**Study material:**
────

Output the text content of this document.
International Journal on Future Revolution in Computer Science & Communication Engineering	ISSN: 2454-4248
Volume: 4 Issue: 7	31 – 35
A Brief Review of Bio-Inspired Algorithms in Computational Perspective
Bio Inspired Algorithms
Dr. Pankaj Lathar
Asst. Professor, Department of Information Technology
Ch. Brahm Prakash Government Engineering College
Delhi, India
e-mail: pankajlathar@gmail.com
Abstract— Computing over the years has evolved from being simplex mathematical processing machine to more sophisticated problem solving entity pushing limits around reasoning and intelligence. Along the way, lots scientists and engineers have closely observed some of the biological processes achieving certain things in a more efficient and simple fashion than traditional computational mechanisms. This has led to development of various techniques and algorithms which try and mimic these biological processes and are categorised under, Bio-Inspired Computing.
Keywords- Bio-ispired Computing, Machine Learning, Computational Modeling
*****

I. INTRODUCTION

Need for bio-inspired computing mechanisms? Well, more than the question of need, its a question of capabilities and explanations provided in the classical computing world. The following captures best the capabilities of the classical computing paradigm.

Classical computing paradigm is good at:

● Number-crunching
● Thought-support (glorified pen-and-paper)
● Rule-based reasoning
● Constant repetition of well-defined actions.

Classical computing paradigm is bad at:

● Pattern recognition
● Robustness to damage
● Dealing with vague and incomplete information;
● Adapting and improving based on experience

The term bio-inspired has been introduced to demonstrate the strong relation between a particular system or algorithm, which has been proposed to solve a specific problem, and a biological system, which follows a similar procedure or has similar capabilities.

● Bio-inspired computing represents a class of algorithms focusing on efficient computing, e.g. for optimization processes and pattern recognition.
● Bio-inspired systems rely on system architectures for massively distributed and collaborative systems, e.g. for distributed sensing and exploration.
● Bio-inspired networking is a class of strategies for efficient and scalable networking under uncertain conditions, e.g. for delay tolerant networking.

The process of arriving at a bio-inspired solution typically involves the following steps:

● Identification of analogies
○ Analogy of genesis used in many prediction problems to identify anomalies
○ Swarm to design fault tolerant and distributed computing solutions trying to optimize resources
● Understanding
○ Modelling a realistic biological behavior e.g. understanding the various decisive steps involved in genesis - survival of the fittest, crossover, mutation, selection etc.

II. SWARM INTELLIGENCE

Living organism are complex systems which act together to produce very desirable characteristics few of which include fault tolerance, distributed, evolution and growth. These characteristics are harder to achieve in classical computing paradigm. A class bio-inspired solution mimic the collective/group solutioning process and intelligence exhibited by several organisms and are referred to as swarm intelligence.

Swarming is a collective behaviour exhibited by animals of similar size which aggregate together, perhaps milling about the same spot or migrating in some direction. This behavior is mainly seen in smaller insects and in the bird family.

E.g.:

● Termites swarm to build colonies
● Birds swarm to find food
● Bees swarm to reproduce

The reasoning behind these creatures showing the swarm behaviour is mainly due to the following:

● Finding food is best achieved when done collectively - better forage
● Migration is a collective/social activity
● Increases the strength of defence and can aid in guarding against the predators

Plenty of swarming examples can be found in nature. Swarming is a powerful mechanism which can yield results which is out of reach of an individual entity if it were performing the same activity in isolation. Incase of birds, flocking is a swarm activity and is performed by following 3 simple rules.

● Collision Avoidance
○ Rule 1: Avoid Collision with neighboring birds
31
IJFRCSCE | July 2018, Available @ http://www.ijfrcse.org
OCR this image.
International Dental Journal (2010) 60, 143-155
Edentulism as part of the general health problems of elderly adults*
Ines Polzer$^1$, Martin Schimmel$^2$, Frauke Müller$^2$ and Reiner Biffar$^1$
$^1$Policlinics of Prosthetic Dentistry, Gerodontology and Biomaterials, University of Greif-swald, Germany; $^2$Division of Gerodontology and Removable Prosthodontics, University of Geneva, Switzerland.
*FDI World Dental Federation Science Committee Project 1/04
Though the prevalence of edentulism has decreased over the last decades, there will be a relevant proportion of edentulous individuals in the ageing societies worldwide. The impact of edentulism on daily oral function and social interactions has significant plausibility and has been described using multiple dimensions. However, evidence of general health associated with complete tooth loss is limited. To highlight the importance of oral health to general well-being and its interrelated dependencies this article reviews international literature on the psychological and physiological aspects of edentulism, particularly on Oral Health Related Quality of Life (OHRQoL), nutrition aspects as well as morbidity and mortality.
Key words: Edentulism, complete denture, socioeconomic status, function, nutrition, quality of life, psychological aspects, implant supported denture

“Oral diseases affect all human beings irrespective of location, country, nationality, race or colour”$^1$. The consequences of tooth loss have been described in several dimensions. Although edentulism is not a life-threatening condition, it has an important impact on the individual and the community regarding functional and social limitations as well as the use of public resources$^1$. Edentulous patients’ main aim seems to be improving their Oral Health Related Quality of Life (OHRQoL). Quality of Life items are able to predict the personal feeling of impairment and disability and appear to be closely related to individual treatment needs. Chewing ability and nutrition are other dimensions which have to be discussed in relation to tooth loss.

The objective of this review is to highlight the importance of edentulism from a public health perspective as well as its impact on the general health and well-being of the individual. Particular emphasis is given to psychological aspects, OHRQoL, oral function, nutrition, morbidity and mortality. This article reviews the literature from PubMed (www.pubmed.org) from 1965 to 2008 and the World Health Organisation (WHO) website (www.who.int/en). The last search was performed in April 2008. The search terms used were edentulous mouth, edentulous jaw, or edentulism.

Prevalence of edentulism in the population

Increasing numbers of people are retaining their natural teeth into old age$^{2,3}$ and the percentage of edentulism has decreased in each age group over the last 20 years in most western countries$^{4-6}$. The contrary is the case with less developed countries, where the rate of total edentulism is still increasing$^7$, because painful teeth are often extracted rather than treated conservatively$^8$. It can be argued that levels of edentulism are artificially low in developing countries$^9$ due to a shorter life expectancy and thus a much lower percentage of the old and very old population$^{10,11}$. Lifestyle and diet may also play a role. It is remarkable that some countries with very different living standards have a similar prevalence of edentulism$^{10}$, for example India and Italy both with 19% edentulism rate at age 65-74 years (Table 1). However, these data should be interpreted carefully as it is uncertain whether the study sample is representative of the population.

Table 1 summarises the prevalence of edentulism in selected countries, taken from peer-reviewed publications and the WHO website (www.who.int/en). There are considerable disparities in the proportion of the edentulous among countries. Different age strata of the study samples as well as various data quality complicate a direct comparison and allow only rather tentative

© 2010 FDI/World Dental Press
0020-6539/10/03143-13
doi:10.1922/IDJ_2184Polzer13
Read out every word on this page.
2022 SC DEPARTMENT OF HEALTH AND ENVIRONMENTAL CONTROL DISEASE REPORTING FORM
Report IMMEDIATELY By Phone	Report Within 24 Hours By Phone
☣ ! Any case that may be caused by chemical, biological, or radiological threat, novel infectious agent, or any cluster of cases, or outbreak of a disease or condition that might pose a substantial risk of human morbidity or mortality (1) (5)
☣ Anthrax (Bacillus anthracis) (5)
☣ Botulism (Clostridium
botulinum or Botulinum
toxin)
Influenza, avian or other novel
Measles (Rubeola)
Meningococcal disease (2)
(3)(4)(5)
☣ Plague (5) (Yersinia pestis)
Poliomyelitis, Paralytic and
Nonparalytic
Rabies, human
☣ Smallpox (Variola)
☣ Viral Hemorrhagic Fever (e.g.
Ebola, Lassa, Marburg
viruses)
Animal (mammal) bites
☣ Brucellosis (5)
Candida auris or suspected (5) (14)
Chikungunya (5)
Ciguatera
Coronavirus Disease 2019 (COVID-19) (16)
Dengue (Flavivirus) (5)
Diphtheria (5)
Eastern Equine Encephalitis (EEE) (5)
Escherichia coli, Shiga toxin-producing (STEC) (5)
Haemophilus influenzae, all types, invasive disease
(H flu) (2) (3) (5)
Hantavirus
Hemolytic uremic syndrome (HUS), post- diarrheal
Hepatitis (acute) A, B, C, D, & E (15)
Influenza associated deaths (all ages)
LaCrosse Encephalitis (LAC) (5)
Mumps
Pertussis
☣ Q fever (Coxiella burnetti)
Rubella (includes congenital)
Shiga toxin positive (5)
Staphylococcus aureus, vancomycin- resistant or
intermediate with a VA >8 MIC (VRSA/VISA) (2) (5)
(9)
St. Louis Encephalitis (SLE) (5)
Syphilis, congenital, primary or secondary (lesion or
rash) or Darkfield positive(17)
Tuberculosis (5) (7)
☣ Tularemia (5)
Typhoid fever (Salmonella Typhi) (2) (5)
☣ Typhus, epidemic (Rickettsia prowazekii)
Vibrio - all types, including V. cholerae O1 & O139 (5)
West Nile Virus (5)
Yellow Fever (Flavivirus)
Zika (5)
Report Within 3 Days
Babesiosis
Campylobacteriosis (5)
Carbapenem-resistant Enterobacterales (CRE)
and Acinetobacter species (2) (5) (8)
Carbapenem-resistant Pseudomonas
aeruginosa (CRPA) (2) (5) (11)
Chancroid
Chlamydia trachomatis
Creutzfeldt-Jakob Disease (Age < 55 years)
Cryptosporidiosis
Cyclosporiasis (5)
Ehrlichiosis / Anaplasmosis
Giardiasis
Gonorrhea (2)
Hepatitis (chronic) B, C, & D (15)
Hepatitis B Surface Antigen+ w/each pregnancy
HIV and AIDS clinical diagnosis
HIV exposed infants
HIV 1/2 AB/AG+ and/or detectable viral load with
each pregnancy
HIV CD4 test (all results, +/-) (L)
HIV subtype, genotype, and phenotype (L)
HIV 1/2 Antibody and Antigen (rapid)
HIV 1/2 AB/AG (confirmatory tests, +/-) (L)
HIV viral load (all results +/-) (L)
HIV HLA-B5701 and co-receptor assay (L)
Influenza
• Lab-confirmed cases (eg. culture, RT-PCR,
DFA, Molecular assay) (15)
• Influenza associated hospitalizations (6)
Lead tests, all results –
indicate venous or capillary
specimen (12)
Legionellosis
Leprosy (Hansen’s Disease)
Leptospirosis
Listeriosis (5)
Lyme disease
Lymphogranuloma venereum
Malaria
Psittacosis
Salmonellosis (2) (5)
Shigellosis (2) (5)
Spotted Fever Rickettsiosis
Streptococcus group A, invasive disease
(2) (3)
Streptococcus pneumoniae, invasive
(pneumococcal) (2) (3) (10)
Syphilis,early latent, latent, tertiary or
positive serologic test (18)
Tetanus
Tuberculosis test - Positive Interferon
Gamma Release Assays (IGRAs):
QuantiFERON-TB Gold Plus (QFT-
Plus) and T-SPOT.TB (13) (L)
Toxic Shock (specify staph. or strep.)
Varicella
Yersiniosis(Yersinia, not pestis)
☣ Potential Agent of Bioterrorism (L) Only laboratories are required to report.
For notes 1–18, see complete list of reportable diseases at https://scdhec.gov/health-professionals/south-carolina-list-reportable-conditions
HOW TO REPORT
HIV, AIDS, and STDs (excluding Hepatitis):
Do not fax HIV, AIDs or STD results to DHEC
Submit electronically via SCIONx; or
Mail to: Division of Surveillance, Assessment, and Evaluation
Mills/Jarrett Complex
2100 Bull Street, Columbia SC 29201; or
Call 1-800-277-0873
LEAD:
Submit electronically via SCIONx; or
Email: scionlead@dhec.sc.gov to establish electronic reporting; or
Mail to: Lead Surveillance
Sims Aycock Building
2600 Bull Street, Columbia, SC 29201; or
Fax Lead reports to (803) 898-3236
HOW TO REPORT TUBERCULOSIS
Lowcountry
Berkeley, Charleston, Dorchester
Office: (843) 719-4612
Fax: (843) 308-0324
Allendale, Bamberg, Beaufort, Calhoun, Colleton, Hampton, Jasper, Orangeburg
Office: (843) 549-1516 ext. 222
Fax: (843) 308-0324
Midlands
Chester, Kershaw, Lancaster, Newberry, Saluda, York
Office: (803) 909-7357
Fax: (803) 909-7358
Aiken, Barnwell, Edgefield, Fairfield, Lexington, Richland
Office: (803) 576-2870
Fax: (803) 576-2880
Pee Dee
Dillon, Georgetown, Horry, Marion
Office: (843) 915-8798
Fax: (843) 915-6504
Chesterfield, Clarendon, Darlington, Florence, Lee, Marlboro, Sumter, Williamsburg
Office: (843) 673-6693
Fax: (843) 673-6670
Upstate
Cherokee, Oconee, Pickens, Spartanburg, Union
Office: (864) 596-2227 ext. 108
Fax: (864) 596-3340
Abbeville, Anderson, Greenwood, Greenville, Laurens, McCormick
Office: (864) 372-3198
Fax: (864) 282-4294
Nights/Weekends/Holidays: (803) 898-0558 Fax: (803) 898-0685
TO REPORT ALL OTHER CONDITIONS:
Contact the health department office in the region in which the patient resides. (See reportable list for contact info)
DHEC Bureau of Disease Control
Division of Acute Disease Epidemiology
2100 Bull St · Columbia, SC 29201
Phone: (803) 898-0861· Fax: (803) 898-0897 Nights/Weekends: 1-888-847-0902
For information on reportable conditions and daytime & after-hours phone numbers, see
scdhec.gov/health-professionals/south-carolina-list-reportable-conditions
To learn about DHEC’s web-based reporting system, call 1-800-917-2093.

────

**How to complete this task:**
When the string "biological" occurs in a line of the material, that line belongs in the answer.

**Answer to this problem:**
Abstract— Computing over the years has evolved from being simplex mathematical processing machine to more sophisticated problem solving entity pushing limits around reasoning and intelligence. Along the way, lots scientists and engineers have closely observed some of the biological processes achieving certain things in a more efficient and simple fashion than traditional computational mechanisms. This has led to development of various techniques and algorithms which try and mimic these biological processes and are categorised under, Bio-Inspired Computing.
The term bio-inspired has been introduced to demonstrate the strong relation between a particular system or algorithm, which has been proposed to solve a specific problem, and a biological system, which follows a similar procedure or has similar capabilities.
○ Modelling a realistic biological behavior e.g. understanding the various decisive steps involved in genesis - survival of the fittest, crossover, mutation, selection etc.
☣ ! Any case that may be caused by chemical, biological, or radiological threat, novel infectious agent, or any cluster of cases, or outbreak of a disease or condition that might pose a substantial risk of human morbidity or mortality (1) (5)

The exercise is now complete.